[start AVAILABLE RECORDS]

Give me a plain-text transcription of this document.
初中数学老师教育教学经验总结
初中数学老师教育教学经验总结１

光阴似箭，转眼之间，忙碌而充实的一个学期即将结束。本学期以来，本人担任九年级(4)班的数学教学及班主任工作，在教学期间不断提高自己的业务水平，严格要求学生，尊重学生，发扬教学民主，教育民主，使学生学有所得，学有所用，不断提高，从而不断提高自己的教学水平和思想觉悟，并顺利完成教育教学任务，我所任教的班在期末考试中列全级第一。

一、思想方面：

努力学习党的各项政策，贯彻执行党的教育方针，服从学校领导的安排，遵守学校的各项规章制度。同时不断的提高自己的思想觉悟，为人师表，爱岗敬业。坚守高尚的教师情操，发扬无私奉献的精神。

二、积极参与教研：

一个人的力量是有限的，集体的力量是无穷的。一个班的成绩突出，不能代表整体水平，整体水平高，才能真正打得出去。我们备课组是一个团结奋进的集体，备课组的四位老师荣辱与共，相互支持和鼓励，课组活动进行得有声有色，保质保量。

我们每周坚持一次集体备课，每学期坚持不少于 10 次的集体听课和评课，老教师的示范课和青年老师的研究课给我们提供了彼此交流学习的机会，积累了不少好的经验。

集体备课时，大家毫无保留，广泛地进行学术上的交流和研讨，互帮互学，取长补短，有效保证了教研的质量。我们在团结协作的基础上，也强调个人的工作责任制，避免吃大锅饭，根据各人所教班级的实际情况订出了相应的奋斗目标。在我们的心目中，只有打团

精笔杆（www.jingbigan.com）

[end AVAILABLE RECORDS]
[start AVAILABLE RECORDS]

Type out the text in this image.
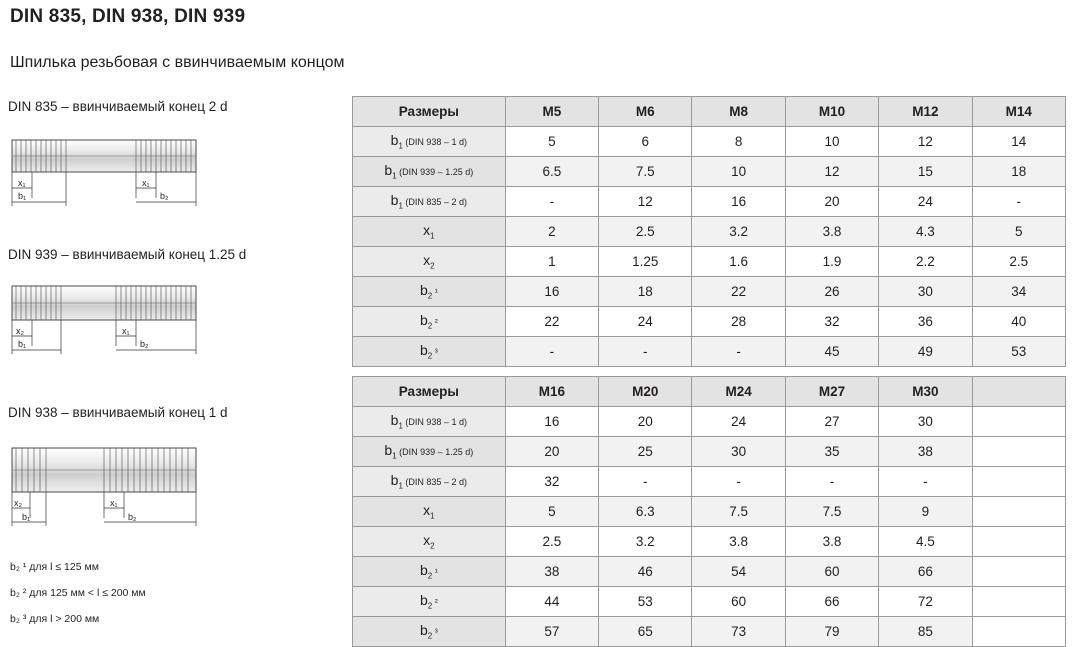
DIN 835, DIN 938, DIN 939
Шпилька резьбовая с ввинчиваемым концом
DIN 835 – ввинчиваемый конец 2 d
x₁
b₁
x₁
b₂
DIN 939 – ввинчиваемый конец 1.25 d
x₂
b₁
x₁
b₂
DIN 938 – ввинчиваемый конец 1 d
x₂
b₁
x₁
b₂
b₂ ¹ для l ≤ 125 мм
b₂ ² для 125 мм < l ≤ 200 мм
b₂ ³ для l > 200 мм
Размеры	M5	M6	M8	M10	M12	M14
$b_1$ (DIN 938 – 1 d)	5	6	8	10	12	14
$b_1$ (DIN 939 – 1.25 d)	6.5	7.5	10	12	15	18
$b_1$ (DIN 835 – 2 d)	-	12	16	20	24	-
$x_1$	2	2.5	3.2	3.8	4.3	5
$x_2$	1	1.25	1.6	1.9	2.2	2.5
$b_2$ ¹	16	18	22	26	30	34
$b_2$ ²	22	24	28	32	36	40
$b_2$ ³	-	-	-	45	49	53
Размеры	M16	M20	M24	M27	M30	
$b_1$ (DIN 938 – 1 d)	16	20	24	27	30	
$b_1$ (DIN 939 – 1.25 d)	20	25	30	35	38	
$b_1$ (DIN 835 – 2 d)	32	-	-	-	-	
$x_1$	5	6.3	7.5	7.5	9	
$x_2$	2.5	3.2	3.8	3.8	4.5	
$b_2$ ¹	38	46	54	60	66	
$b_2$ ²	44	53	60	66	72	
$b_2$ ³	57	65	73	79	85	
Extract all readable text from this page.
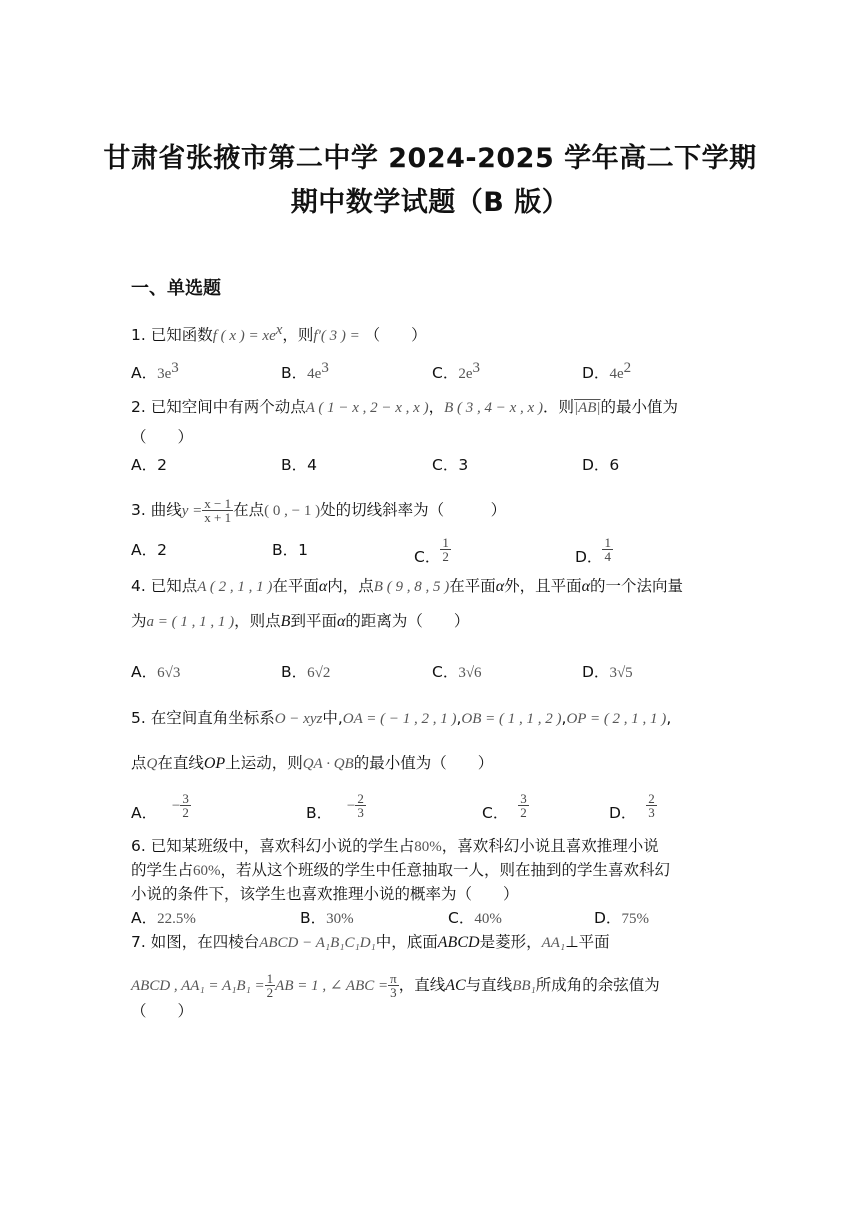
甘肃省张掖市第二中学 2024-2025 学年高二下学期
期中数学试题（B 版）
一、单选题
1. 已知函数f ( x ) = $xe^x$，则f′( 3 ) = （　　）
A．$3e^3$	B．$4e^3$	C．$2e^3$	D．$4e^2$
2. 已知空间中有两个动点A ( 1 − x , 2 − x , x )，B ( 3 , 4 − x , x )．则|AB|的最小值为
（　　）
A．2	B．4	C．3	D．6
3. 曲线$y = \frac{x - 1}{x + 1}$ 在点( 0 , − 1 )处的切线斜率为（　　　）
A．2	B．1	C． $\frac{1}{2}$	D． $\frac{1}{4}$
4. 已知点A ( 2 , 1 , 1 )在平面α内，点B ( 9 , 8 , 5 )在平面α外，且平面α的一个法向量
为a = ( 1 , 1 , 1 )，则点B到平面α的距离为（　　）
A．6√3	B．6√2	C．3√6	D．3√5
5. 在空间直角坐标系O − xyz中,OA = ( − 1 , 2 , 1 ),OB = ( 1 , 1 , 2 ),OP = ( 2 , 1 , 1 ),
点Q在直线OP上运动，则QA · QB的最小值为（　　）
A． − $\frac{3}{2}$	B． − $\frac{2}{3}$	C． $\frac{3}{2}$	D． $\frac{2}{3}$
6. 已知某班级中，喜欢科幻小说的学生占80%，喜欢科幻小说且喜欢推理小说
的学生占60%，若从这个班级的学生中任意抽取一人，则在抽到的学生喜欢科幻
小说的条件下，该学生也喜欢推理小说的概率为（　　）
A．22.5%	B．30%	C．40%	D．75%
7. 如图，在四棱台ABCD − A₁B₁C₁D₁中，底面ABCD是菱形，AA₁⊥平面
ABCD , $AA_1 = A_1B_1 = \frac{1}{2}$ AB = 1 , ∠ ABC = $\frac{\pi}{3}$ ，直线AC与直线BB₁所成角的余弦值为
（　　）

[end AVAILABLE RECORDS]
[start AVAILABLE RECORDS]

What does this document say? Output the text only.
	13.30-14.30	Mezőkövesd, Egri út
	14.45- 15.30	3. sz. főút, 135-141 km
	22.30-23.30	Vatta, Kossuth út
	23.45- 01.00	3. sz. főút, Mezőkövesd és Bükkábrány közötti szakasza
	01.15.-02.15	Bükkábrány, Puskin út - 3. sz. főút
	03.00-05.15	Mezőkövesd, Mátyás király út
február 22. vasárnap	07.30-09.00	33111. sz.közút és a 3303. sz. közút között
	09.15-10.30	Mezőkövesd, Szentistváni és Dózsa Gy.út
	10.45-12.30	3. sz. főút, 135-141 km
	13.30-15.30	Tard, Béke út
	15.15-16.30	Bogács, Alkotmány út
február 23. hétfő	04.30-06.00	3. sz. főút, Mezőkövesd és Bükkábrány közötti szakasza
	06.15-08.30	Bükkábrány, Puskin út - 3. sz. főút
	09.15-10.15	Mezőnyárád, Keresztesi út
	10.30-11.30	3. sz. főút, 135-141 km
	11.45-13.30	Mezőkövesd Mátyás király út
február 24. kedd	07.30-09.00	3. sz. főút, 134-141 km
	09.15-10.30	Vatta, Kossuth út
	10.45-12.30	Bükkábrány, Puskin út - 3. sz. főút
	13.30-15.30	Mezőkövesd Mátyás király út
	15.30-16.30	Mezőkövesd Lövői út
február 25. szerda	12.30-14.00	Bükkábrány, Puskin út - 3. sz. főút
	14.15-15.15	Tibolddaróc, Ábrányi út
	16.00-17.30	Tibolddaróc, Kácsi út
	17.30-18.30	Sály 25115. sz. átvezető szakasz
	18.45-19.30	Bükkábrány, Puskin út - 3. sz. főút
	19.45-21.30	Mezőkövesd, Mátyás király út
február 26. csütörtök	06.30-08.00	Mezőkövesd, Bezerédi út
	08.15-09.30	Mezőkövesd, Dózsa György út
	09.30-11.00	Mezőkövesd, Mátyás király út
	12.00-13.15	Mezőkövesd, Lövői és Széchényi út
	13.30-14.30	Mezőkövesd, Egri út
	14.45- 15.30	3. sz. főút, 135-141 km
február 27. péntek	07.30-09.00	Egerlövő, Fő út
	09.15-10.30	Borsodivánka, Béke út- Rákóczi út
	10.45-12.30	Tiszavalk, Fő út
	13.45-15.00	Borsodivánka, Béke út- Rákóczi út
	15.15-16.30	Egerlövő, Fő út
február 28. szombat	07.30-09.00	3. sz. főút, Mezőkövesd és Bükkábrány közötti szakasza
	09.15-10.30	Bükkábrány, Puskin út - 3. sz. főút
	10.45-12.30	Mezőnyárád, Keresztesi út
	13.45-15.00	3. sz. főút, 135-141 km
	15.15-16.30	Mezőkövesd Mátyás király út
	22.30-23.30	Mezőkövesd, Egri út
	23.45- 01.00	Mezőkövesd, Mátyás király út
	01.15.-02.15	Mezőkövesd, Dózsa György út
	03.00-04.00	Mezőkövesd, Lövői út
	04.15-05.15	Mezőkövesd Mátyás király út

[end AVAILABLE RECORDS]

## WRITTEN INSTRUCTION
Pick out and copy the lines of the material that include the word "király".

## EXPECTED ANSWER
	03.00-05.15	Mezőkövesd, Mátyás király út
	11.45-13.30	Mezőkövesd Mátyás király út
	13.30-15.30	Mezőkövesd Mátyás király út
	19.45-21.30	Mezőkövesd, Mátyás király út
	09.30-11.00	Mezőkövesd, Mátyás király út
	15.15-16.30	Mezőkövesd Mátyás király út
	23.45- 01.00	Mezőkövesd, Mátyás király út
	04.15-05.15	Mezőkövesd Mátyás király út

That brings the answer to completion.